>>>

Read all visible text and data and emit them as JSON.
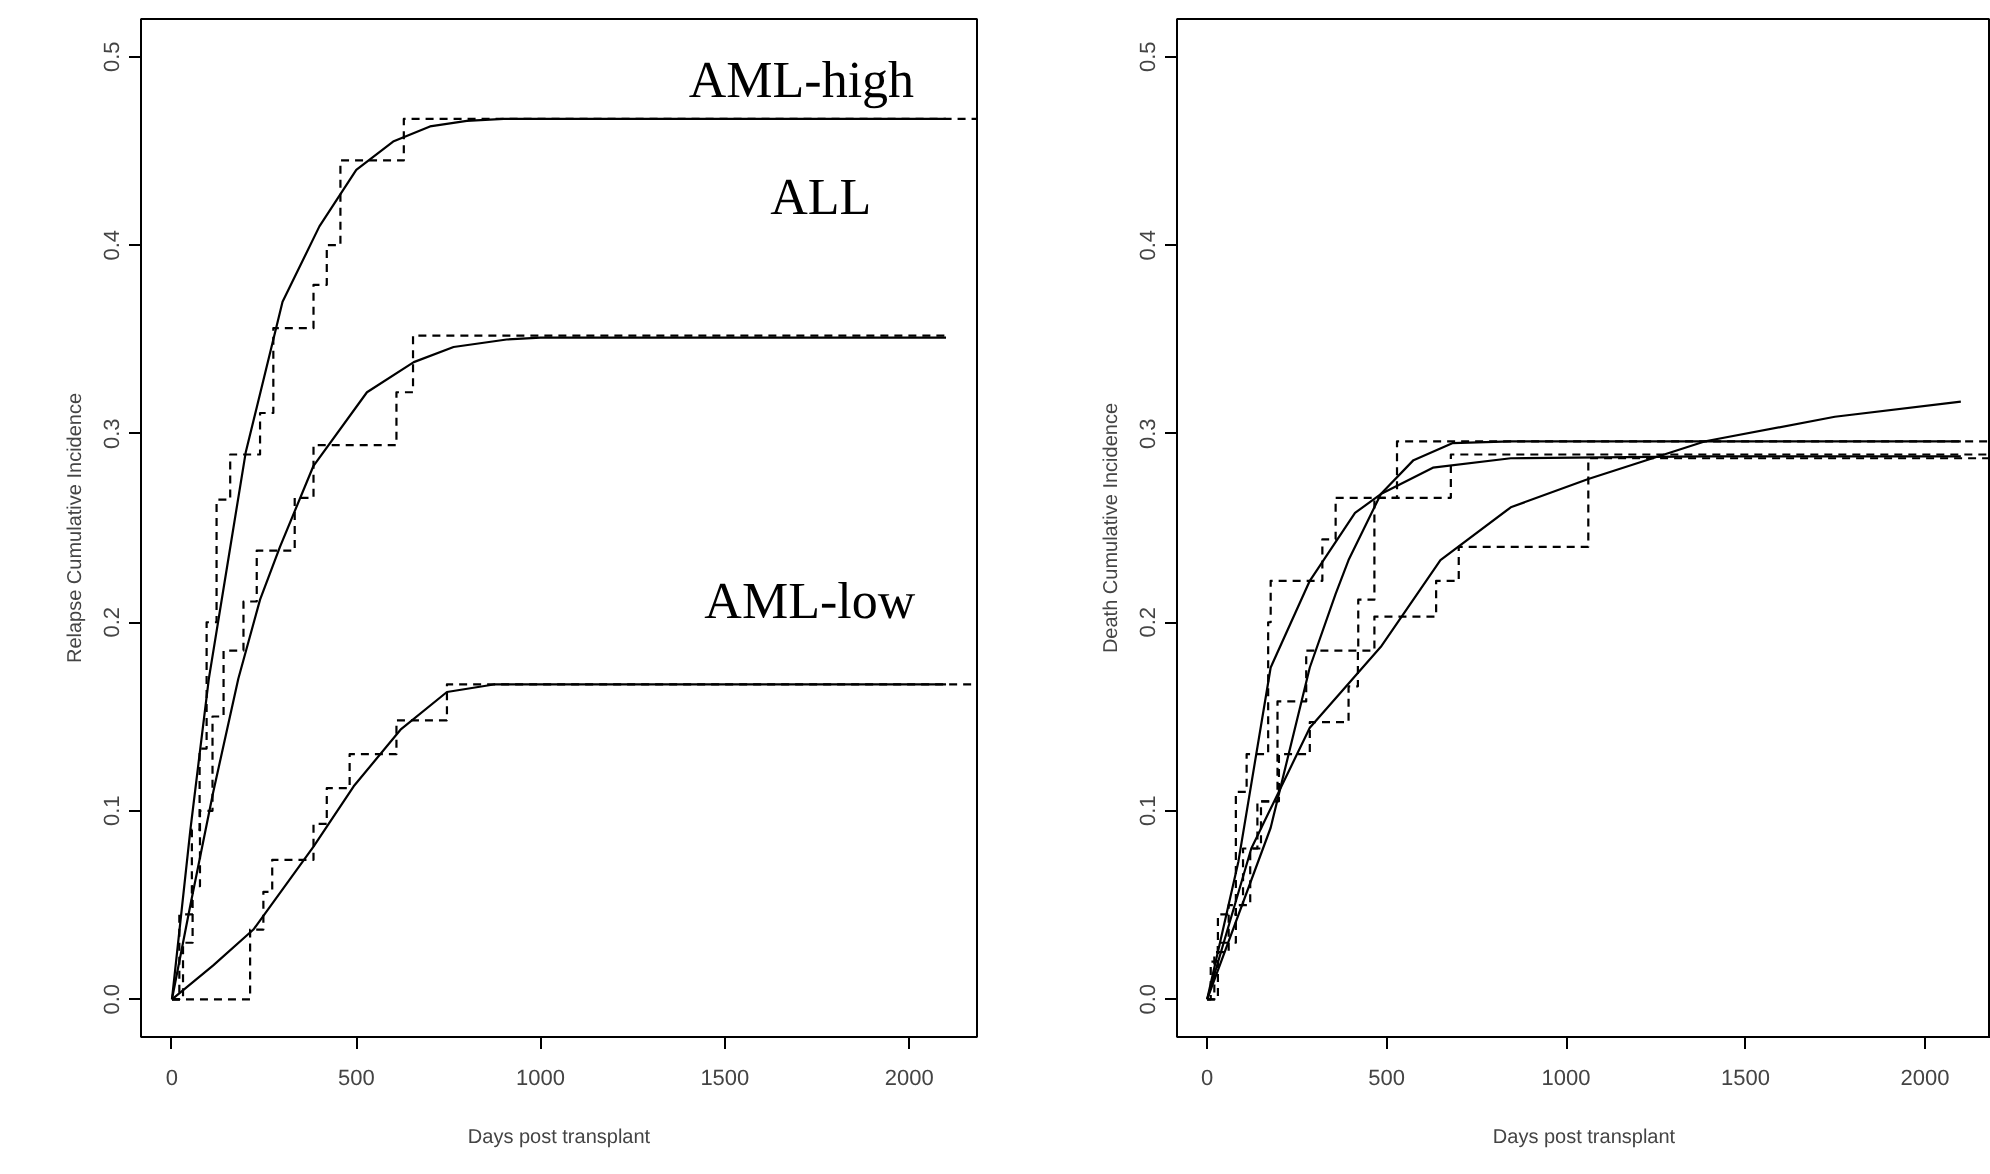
{
  "chart_data": [
    {
      "type": "line",
      "xlabel": "Days post transplant",
      "ylabel": "Relapse Cumulative Incidence",
      "xlim": [
        -84,
        2184
      ],
      "ylim": [
        -0.02,
        0.52
      ],
      "xticks": [
        0,
        500,
        1000,
        1500,
        2000
      ],
      "yticks": [
        {
          "value": 0,
          "label": "0.0"
        },
        0.1,
        0.2,
        0.3,
        0.4,
        0.5
      ],
      "annotations": [
        "AML-high",
        "ALL",
        "AML-low"
      ],
      "series": [
        {
          "type": "line",
          "line_style": "solid",
          "color": "#000000",
          "x": [
            0,
            50,
            100,
            150,
            200,
            250,
            300,
            400,
            500,
            600,
            700,
            800,
            900,
            2100
          ],
          "values": [
            0,
            0.09,
            0.17,
            0.23,
            0.29,
            0.33,
            0.37,
            0.41,
            0.44,
            0.455,
            0.463,
            0.466,
            0.467,
            0.467
          ]
        },
        {
          "type": "step",
          "line_style": "dashed",
          "color": "#000000",
          "x": [
            0,
            20,
            54,
            75,
            94,
            121,
            158,
            239,
            275,
            384,
            420,
            457,
            629,
            2184
          ],
          "values": [
            0,
            0.045,
            0.09,
            0.133,
            0.2,
            0.265,
            0.289,
            0.311,
            0.356,
            0.379,
            0.4,
            0.445,
            0.467,
            0.467
          ]
        },
        {
          "type": "line",
          "line_style": "solid",
          "color": "#000000",
          "x": [
            0,
            50,
            112,
            180,
            239,
            293,
            384,
            529,
            656,
            764,
            908,
            1000,
            2100
          ],
          "values": [
            0,
            0.05,
            0.11,
            0.17,
            0.212,
            0.24,
            0.283,
            0.322,
            0.338,
            0.346,
            0.35,
            0.351,
            0.351
          ]
        },
        {
          "type": "step",
          "line_style": "dashed",
          "color": "#000000",
          "x": [
            0,
            30,
            56,
            76,
            110,
            140,
            194,
            230,
            333,
            384,
            609,
            654,
            2100
          ],
          "values": [
            0,
            0.03,
            0.06,
            0.1,
            0.15,
            0.185,
            0.211,
            0.238,
            0.266,
            0.294,
            0.322,
            0.352,
            0.352
          ]
        },
        {
          "type": "line",
          "line_style": "solid",
          "color": "#000000",
          "x": [
            0,
            112,
            221,
            384,
            493,
            620,
            746,
            873,
            2100
          ],
          "values": [
            0,
            0.018,
            0.037,
            0.081,
            0.113,
            0.143,
            0.163,
            0.167,
            0.167
          ]
        },
        {
          "type": "step",
          "line_style": "dashed",
          "color": "#000000",
          "x": [
            0,
            212,
            248,
            272,
            384,
            420,
            482,
            609,
            746,
            2184
          ],
          "values": [
            0,
            0.037,
            0.057,
            0.074,
            0.093,
            0.112,
            0.13,
            0.148,
            0.167,
            0.167
          ]
        }
      ]
    },
    {
      "type": "line",
      "xlabel": "Days post transplant",
      "ylabel": "Death Cumulative Incidence",
      "xlim": [
        -84,
        2184
      ],
      "ylim": [
        -0.02,
        0.52
      ],
      "xticks": [
        0,
        500,
        1000,
        1500,
        2000
      ],
      "yticks": [
        {
          "value": 0,
          "label": "0.0"
        },
        0.1,
        0.2,
        0.3,
        0.4,
        0.5
      ],
      "series": [
        {
          "type": "line",
          "line_style": "solid",
          "color": "#000000",
          "x": [
            0,
            87,
            177,
            286,
            412,
            484,
            629,
            846,
            1388,
            2100
          ],
          "values": [
            0,
            0.073,
            0.176,
            0.222,
            0.258,
            0.268,
            0.282,
            0.287,
            0.288,
            0.288
          ]
        },
        {
          "type": "line",
          "line_style": "solid",
          "color": "#000000",
          "x": [
            0,
            177,
            286,
            358,
            394,
            484,
            575,
            683,
            846,
            2100
          ],
          "values": [
            0,
            0.091,
            0.176,
            0.215,
            0.233,
            0.268,
            0.286,
            0.295,
            0.296,
            0.296
          ]
        },
        {
          "type": "line",
          "line_style": "solid",
          "color": "#000000",
          "x": [
            0,
            123,
            286,
            484,
            650,
            846,
            1062,
            1388,
            1749,
            2100
          ],
          "values": [
            0,
            0.08,
            0.144,
            0.187,
            0.233,
            0.261,
            0.276,
            0.296,
            0.309,
            0.317
          ]
        },
        {
          "type": "step",
          "line_style": "dashed",
          "color": "#000000",
          "x": [
            0,
            10,
            30,
            80,
            110,
            170,
            177,
            321,
            358,
            679,
            2184
          ],
          "values": [
            0,
            0.02,
            0.045,
            0.11,
            0.13,
            0.2,
            0.222,
            0.244,
            0.266,
            0.289,
            0.289
          ]
        },
        {
          "type": "step",
          "line_style": "dashed",
          "color": "#000000",
          "x": [
            0,
            20,
            60,
            100,
            140,
            196,
            276,
            421,
            466,
            529,
            2184
          ],
          "values": [
            0,
            0.025,
            0.05,
            0.08,
            0.105,
            0.158,
            0.185,
            0.212,
            0.266,
            0.296,
            0.296
          ]
        },
        {
          "type": "step",
          "line_style": "dashed",
          "color": "#000000",
          "x": [
            0,
            30,
            80,
            120,
            150,
            200,
            286,
            394,
            420,
            466,
            638,
            701,
            1062,
            2184
          ],
          "values": [
            0,
            0.03,
            0.05,
            0.08,
            0.105,
            0.13,
            0.147,
            0.166,
            0.185,
            0.203,
            0.222,
            0.24,
            0.287,
            0.287
          ]
        }
      ]
    }
  ]
}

<<<

**Task to complete**
For the string "Cumulative", count the lines of the entries above that include it; answer with the number only.

**Finished task**
2